** start of RECORD SET **
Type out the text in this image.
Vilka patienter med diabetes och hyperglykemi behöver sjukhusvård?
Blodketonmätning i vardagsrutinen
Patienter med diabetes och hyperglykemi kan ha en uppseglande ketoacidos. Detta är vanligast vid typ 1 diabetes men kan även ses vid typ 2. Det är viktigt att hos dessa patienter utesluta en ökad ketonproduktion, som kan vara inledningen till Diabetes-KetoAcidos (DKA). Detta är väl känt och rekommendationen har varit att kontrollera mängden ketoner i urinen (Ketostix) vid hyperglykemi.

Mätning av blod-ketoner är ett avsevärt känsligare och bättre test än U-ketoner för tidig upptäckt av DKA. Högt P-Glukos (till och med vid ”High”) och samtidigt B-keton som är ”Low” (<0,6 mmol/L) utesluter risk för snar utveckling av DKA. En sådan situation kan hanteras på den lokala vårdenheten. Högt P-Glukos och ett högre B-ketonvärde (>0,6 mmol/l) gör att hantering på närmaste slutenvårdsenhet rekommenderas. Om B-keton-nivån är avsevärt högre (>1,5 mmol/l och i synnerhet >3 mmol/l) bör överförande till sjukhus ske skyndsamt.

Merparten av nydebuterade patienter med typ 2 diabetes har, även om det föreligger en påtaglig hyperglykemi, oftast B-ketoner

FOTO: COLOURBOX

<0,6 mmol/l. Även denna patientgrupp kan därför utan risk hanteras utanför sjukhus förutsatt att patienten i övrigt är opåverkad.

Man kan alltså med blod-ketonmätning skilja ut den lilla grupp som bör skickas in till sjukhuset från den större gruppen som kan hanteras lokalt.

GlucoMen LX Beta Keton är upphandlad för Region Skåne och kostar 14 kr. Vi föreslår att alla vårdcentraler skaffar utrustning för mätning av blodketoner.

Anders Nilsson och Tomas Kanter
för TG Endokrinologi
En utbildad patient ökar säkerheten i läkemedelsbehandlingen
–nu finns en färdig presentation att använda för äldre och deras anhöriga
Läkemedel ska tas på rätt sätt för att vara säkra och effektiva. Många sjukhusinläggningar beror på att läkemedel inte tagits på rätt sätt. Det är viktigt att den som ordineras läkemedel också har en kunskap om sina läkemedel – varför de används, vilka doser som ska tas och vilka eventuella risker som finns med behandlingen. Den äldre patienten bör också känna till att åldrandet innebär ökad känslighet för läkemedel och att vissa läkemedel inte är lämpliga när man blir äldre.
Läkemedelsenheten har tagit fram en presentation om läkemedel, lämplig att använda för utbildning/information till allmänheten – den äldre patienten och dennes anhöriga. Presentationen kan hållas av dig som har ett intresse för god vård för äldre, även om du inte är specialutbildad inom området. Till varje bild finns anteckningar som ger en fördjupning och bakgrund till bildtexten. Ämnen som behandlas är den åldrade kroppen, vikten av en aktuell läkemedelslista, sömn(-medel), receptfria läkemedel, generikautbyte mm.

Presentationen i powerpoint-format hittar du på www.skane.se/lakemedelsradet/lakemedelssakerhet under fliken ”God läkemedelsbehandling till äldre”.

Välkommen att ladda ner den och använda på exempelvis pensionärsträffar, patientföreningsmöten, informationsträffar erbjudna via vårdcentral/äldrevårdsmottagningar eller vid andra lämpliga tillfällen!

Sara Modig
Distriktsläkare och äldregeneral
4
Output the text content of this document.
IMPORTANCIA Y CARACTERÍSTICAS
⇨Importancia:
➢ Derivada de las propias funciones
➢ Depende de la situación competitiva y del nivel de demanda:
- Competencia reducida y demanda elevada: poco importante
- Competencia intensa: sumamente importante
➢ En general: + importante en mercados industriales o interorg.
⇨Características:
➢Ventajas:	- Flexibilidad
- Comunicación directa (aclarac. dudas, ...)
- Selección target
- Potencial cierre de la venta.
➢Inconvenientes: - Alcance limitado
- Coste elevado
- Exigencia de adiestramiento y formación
** end of RECORD SET **
__THE REQUEST__.
Copy the material above, line for line.

__WRITTEN RESPONSE__.
Type out the text in this image.
Vilka patienter med diabetes och hyperglykemi behöver sjukhusvård?
Blodketonmätning i vardagsrutinen
Patienter med diabetes och hyperglykemi kan ha en uppseglande ketoacidos. Detta är vanligast vid typ 1 diabetes men kan även ses vid typ 2. Det är viktigt att hos dessa patienter utesluta en ökad ketonproduktion, som kan vara inledningen till Diabetes-KetoAcidos (DKA). Detta är väl känt och rekommendationen har varit att kontrollera mängden ketoner i urinen (Ketostix) vid hyperglykemi.

Mätning av blod-ketoner är ett avsevärt känsligare och bättre test än U-ketoner för tidig upptäckt av DKA. Högt P-Glukos (till och med vid ”High”) och samtidigt B-keton som är ”Low” (<0,6 mmol/L) utesluter risk för snar utveckling av DKA. En sådan situation kan hanteras på den lokala vårdenheten. Högt P-Glukos och ett högre B-ketonvärde (>0,6 mmol/l) gör att hantering på närmaste slutenvårdsenhet rekommenderas. Om B-keton-nivån är avsevärt högre (>1,5 mmol/l och i synnerhet >3 mmol/l) bör överförande till sjukhus ske skyndsamt.

Merparten av nydebuterade patienter med typ 2 diabetes har, även om det föreligger en påtaglig hyperglykemi, oftast B-ketoner

FOTO: COLOURBOX

<0,6 mmol/l. Även denna patientgrupp kan därför utan risk hanteras utanför sjukhus förutsatt att patienten i övrigt är opåverkad.

Man kan alltså med blod-ketonmätning skilja ut den lilla grupp som bör skickas in till sjukhuset från den större gruppen som kan hanteras lokalt.

GlucoMen LX Beta Keton är upphandlad för Region Skåne och kostar 14 kr. Vi föreslår att alla vårdcentraler skaffar utrustning för mätning av blodketoner.

Anders Nilsson och Tomas Kanter
för TG Endokrinologi
En utbildad patient ökar säkerheten i läkemedelsbehandlingen
–nu finns en färdig presentation att använda för äldre och deras anhöriga
Läkemedel ska tas på rätt sätt för att vara säkra och effektiva. Många sjukhusinläggningar beror på att läkemedel inte tagits på rätt sätt. Det är viktigt att den som ordineras läkemedel också har en kunskap om sina läkemedel – varför de används, vilka doser som ska tas och vilka eventuella risker som finns med behandlingen. Den äldre patienten bör också känna till att åldrandet innebär ökad känslighet för läkemedel och att vissa läkemedel inte är lämpliga när man blir äldre.
Läkemedelsenheten har tagit fram en presentation om läkemedel, lämplig att använda för utbildning/information till allmänheten – den äldre patienten och dennes anhöriga. Presentationen kan hållas av dig som har ett intresse för god vård för äldre, även om du inte är specialutbildad inom området. Till varje bild finns anteckningar som ger en fördjupning och bakgrund till bildtexten. Ämnen som behandlas är den åldrade kroppen, vikten av en aktuell läkemedelslista, sömn(-medel), receptfria läkemedel, generikautbyte mm.

Presentationen i powerpoint-format hittar du på www.skane.se/lakemedelsradet/lakemedelssakerhet under fliken ”God läkemedelsbehandling till äldre”.

Välkommen att ladda ner den och använda på exempelvis pensionärsträffar, patientföreningsmöten, informationsträffar erbjudna via vårdcentral/äldrevårdsmottagningar eller vid andra lämpliga tillfällen!

Sara Modig
Distriktsläkare och äldregeneral
4
Output the text content of this document.
IMPORTANCIA Y CARACTERÍSTICAS
⇨Importancia:
➢ Derivada de las propias funciones
➢ Depende de la situación competitiva y del nivel de demanda:
- Competencia reducida y demanda elevada: poco importante
- Competencia intensa: sumamente importante
➢ En general: + importante en mercados industriales o interorg.
⇨Características:
➢Ventajas:	- Flexibilidad
- Comunicación directa (aclarac. dudas, ...)
- Selección target
- Potencial cierre de la venta.
➢Inconvenientes: - Alcance limitado
- Coste elevado
- Exigencia de adiestramiento y formación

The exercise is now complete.